**ASSIGNMENT 1**. Translate this sentence from the passage on Somaliland into Spanish: "U.N. experts warn that plans by Somalia’s breakaway enclave Somaliland to deploy special forces to protect foreign oil companies could worsen conflicts in the long unstable Horn of Africa."
**ASSIGNMENT 2**. Continue the passage on Somaliland with a few sentences picking up right after its final sentence.

DOCUMENT PASSAGE below:

Tag Archives: oil protection unit Somaliland

Dirt Poor but Mighty: Somaliland

By extending diplomatic recognition to the breakaway statelet of Somaliland, on December 26, 2025, Israel has cut a deal aimed at sharing intelligence and securing the strategic waterways of the Red Sea—making the country a player in the Horn of Africa, where Arab countries are jostling for influence…Somaliland, a semidesert territory inside internationally recognized Somali borders, lies just south of the vital Bab al-Mandab Strait that connects the Red Sea to the Indian Ocean…Somaliland, which declared independence from Somalia during a civil war in 1991, is a self-declared nation of 6.2 million people—which, if it were a nation state, would be one of the poorest in the world. Its territory is smaller than Missouri.

Somaliland has an underused port and a long runway at Berbera… Houthi leader Abdul-Malik al-Houthi, operating in Yemen, called the recognition a “hostile and illegitimate act” targeting Somalia, Yemen and the Red Sea and warned that any Israeli presence in Somaliland would be considered a military target. Somaliland has in recent years been monitoring a Houthi buildup of arms trade and training to a Somali al Qaeda affiliate called al-Shabaab.

Excerpt from Benoit Faucon, Israel Flexes New Diplomatic Muscle in Recognition of Somaliland, WSJ, Jan. 4, 2025

Protecting Foreign Oil Companies – Somaliland

U.N. experts warn that plans by Somalia’s breakaway enclave Somaliland to deploy special forces to protect foreign oil companies could worsen conflicts in the long unstable Horn of Africa.  A confidential May 27, 2014 letter to the U.N. Security Council sanctions committee on Somalia and Eritrea, obtained by Reuters on May 30, 2014, recommends the panel consider whether the planned armed unit could be viable or not.

End of DOCUMENT PASSAGE.
SOURCE DATA below:

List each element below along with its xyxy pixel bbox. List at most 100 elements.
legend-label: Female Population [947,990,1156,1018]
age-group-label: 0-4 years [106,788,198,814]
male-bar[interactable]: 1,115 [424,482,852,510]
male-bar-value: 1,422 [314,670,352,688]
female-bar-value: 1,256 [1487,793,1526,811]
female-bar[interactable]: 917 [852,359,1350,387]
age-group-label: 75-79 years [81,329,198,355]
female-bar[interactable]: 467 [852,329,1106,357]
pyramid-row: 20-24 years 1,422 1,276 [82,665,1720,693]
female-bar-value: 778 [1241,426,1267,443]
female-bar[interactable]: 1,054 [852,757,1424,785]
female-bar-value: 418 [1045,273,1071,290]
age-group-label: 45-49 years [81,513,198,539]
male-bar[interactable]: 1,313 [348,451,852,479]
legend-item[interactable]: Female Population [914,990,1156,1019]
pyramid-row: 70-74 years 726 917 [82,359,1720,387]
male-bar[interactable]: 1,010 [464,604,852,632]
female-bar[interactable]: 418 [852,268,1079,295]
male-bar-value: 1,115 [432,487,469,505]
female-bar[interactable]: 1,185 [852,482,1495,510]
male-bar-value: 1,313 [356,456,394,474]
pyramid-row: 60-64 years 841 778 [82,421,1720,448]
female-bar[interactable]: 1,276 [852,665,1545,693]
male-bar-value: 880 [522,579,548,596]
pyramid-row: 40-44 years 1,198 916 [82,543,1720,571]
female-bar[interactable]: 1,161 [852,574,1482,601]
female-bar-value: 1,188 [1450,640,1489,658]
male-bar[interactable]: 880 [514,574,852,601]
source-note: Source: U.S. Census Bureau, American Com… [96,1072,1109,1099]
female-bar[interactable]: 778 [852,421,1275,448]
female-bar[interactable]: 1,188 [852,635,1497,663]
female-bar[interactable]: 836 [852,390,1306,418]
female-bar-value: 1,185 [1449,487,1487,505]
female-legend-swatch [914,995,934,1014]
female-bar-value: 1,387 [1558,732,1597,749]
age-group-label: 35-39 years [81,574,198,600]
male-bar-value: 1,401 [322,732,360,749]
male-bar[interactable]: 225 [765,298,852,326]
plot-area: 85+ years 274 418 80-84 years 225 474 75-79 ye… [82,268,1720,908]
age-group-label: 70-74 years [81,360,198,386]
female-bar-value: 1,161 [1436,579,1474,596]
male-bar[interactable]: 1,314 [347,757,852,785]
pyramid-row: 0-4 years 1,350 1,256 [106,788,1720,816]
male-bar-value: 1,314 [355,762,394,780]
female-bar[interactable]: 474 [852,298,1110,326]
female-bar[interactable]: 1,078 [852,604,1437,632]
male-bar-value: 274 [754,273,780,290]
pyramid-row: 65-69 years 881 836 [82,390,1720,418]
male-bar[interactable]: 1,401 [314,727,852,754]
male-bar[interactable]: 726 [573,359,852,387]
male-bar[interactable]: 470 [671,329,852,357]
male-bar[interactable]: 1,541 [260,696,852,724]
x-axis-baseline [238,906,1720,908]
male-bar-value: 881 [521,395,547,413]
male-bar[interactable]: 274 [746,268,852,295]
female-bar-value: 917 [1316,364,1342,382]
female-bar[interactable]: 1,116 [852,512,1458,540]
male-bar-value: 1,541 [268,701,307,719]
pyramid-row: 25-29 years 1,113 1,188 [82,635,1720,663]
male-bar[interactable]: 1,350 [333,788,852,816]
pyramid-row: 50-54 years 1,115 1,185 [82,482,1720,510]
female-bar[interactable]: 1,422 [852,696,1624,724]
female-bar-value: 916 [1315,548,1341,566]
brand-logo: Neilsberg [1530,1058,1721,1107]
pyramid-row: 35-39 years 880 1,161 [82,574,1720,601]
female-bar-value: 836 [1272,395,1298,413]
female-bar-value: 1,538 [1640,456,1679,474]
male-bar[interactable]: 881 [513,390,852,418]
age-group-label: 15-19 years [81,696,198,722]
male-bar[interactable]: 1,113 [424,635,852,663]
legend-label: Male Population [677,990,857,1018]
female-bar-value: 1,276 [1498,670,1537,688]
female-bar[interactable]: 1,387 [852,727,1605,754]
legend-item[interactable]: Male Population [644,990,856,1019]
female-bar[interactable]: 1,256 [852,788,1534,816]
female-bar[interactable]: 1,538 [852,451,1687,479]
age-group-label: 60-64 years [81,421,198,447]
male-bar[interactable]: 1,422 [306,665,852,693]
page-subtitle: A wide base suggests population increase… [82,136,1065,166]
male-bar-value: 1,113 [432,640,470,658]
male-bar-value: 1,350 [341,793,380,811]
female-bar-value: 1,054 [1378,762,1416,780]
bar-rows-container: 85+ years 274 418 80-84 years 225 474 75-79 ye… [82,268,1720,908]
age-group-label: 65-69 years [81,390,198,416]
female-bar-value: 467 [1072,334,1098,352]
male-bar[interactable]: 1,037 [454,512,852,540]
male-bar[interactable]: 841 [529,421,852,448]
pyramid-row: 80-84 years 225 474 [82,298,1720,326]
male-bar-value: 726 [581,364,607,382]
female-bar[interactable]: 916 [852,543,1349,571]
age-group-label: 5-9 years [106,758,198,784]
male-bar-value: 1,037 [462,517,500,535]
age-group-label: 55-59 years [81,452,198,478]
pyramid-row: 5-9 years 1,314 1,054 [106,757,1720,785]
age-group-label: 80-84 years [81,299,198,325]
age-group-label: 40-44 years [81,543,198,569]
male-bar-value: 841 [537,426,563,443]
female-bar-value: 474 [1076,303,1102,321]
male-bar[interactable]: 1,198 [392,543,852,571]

End of SOURCE DATA.

**FINAL ANSWER 1**. Expertos de la ONU advierten que los planes de Somalilandia, el enclave secesionista de Somalia, de desplegar fuerzas especiales para proteger a las compañías petroleras extranjeras podrían agravar los conflictos en el Cuerno de África, una región inestable desde hace mucho tiempo.

**FINAL ANSWER 2**.
“The deployment of an Oil Protection Unit could play into internal and regional conflicts that appear to be brewing within Somaliland and between Somaliland and other regional authorities, if its deployment is not handled carefully or accompanied by mitigating measures,” the coordinator of the expert monitoring group, Jarat Chopra, wrote.  The experts, who monitor sanctions violations, said in July that Western commercial oil exploration in disputed areas and discrepancies over which authorities can issue licenses to companies could cause more fighting in Somalia.  Chopra’s letter repeated that “legal and constitutional discrepancies in respect of oil licensing throughout Somalia have opened the door for potential conflicts between the Federal Government of Somalia and regional authorities, and between regional authorities themselves.”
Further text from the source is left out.